PROBLEM: Can you output the records below exactly as they are written?

INPUT DATA:
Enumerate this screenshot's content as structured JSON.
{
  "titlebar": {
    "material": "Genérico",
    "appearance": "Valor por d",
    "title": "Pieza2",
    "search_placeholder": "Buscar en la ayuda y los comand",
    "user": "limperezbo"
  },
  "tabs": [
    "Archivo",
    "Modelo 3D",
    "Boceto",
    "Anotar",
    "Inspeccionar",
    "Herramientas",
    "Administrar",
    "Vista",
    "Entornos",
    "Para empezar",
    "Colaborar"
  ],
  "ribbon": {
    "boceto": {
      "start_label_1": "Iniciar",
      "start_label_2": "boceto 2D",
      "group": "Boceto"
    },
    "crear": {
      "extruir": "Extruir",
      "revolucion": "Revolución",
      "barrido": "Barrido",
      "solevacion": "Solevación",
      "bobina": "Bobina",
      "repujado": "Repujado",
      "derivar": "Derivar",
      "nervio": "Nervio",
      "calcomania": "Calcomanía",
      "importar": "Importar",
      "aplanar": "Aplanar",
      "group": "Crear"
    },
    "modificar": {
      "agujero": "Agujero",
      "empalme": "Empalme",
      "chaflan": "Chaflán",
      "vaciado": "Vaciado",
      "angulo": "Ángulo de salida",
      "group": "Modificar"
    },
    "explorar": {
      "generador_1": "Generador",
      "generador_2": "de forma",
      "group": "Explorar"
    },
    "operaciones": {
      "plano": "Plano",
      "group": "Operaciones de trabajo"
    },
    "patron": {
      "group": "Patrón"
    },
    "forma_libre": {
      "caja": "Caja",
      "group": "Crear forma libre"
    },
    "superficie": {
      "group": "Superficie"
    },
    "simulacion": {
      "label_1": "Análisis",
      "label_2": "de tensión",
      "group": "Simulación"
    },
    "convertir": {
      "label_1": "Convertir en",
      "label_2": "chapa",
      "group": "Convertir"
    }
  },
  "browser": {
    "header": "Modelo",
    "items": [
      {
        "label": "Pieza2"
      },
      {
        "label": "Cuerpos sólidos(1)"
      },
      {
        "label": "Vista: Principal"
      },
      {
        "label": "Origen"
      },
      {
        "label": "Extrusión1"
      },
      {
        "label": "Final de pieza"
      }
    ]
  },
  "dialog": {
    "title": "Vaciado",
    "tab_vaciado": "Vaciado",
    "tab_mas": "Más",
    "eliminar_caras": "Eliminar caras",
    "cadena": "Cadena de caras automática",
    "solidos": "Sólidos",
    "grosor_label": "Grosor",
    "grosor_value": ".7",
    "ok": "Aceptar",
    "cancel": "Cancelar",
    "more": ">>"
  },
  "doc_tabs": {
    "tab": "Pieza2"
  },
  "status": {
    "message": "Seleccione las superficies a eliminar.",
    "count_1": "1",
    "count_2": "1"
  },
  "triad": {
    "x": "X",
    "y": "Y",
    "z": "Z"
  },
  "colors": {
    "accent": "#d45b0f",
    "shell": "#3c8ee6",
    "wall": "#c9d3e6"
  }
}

WRITTEN RESPONSE:
Enumerate this screenshot's content as structured JSON.
{
  "titlebar": {
    "material": "Genérico",
    "appearance": "Valor por d",
    "title": "Pieza2",
    "search_placeholder": "Buscar en la ayuda y los comand",
    "user": "limperezbo"
  },
  "tabs": [
    "Archivo",
    "Modelo 3D",
    "Boceto",
    "Anotar",
    "Inspeccionar",
    "Herramientas",
    "Administrar",
    "Vista",
    "Entornos",
    "Para empezar",
    "Colaborar"
  ],
  "ribbon": {
    "boceto": {
      "start_label_1": "Iniciar",
      "start_label_2": "boceto 2D",
      "group": "Boceto"
    },
    "crear": {
      "extruir": "Extruir",
      "revolucion": "Revolución",
      "barrido": "Barrido",
      "solevacion": "Solevación",
      "bobina": "Bobina",
      "repujado": "Repujado",
      "derivar": "Derivar",
      "nervio": "Nervio",
      "calcomania": "Calcomanía",
      "importar": "Importar",
      "aplanar": "Aplanar",
      "group": "Crear"
    },
    "modificar": {
      "agujero": "Agujero",
      "empalme": "Empalme",
      "chaflan": "Chaflán",
      "vaciado": "Vaciado",
      "angulo": "Ángulo de salida",
      "group": "Modificar"
    },
    "explorar": {
      "generador_1": "Generador",
      "generador_2": "de forma",
      "group": "Explorar"
    },
    "operaciones": {
      "plano": "Plano",
      "group": "Operaciones de trabajo"
    },
    "patron": {
      "group": "Patrón"
    },
    "forma_libre": {
      "caja": "Caja",
      "group": "Crear forma libre"
    },
    "superficie": {
      "group": "Superficie"
    },
    "simulacion": {
      "label_1": "Análisis",
      "label_2": "de tensión",
      "group": "Simulación"
    },
    "convertir": {
      "label_1": "Convertir en",
      "label_2": "chapa",
      "group": "Convertir"
    }
  },
  "browser": {
    "header": "Modelo",
    "items": [
      {
        "label": "Pieza2"
      },
      {
        "label": "Cuerpos sólidos(1)"
      },
      {
        "label": "Vista: Principal"
      },
      {
        "label": "Origen"
      },
      {
        "label": "Extrusión1"
      },
      {
        "label": "Final de pieza"
      }
    ]
  },
  "dialog": {
    "title": "Vaciado",
    "tab_vaciado": "Vaciado",
    "tab_mas": "Más",
    "eliminar_caras": "Eliminar caras",
    "cadena": "Cadena de caras automática",
    "solidos": "Sólidos",
    "grosor_label": "Grosor",
    "grosor_value": ".7",
    "ok": "Aceptar",
    "cancel": "Cancelar",
    "more": ">>"
  },
  "doc_tabs": {
    "tab": "Pieza2"
  },
  "status": {
    "message": "Seleccione las superficies a eliminar.",
    "count_1": "1",
    "count_2": "1"
  },
  "triad": {
    "x": "X",
    "y": "Y",
    "z": "Z"
  },
  "colors": {
    "accent": "#d45b0f",
    "shell": "#3c8ee6",
    "wall": "#c9d3e6"
  }
}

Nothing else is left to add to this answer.